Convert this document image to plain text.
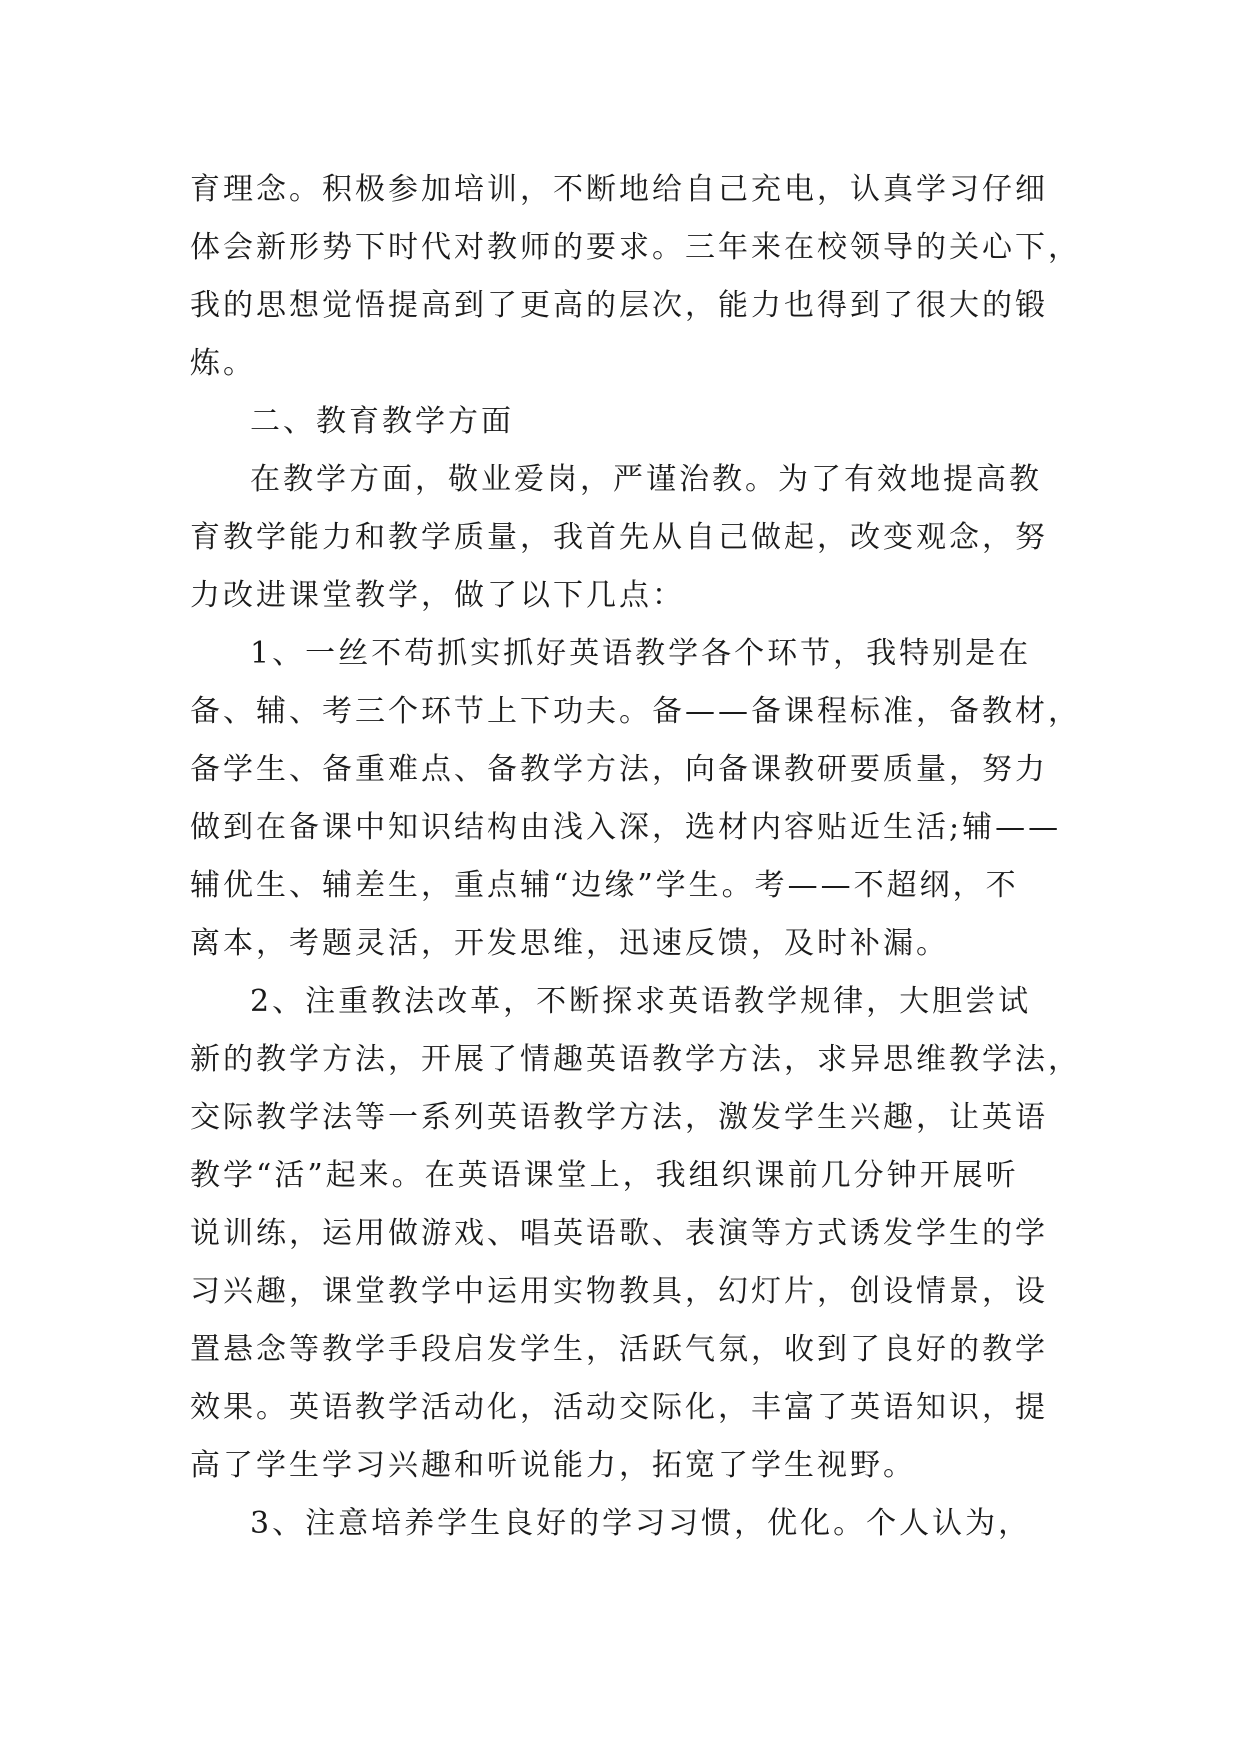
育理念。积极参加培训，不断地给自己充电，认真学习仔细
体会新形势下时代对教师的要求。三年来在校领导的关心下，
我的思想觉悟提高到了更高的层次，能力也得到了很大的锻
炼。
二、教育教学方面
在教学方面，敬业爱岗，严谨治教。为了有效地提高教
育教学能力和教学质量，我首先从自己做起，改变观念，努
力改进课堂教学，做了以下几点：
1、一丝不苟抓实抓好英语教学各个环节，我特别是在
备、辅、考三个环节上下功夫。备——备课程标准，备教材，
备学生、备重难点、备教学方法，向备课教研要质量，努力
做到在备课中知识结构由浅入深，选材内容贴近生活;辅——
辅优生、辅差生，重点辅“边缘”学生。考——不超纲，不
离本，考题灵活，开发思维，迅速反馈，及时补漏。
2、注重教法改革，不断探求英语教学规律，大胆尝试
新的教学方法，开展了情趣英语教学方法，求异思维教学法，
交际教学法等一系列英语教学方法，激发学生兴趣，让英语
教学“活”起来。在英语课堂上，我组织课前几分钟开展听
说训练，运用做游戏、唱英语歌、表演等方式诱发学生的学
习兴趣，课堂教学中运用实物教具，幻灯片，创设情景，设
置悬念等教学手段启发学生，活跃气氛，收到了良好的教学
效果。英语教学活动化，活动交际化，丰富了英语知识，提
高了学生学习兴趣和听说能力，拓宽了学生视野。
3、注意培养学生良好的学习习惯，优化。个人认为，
..........
_Stated goal_
Repeat all of the entries word for word, but omit the pictures.

_Answer for this exercise_
Convert this document image to plain text.
育理念。积极参加培训，不断地给自己充电，认真学习仔细
体会新形势下时代对教师的要求。三年来在校领导的关心下，
我的思想觉悟提高到了更高的层次，能力也得到了很大的锻
炼。
二、教育教学方面
在教学方面，敬业爱岗，严谨治教。为了有效地提高教
育教学能力和教学质量，我首先从自己做起，改变观念，努
力改进课堂教学，做了以下几点：
1、一丝不苟抓实抓好英语教学各个环节，我特别是在
备、辅、考三个环节上下功夫。备——备课程标准，备教材，
备学生、备重难点、备教学方法，向备课教研要质量，努力
做到在备课中知识结构由浅入深，选材内容贴近生活;辅——
辅优生、辅差生，重点辅“边缘”学生。考——不超纲，不
离本，考题灵活，开发思维，迅速反馈，及时补漏。
2、注重教法改革，不断探求英语教学规律，大胆尝试
新的教学方法，开展了情趣英语教学方法，求异思维教学法，
交际教学法等一系列英语教学方法，激发学生兴趣，让英语
教学“活”起来。在英语课堂上，我组织课前几分钟开展听
说训练，运用做游戏、唱英语歌、表演等方式诱发学生的学
习兴趣，课堂教学中运用实物教具，幻灯片，创设情景，设
置悬念等教学手段启发学生，活跃气氛，收到了良好的教学
效果。英语教学活动化，活动交际化，丰富了英语知识，提
高了学生学习兴趣和听说能力，拓宽了学生视野。
3、注意培养学生良好的学习习惯，优化。个人认为，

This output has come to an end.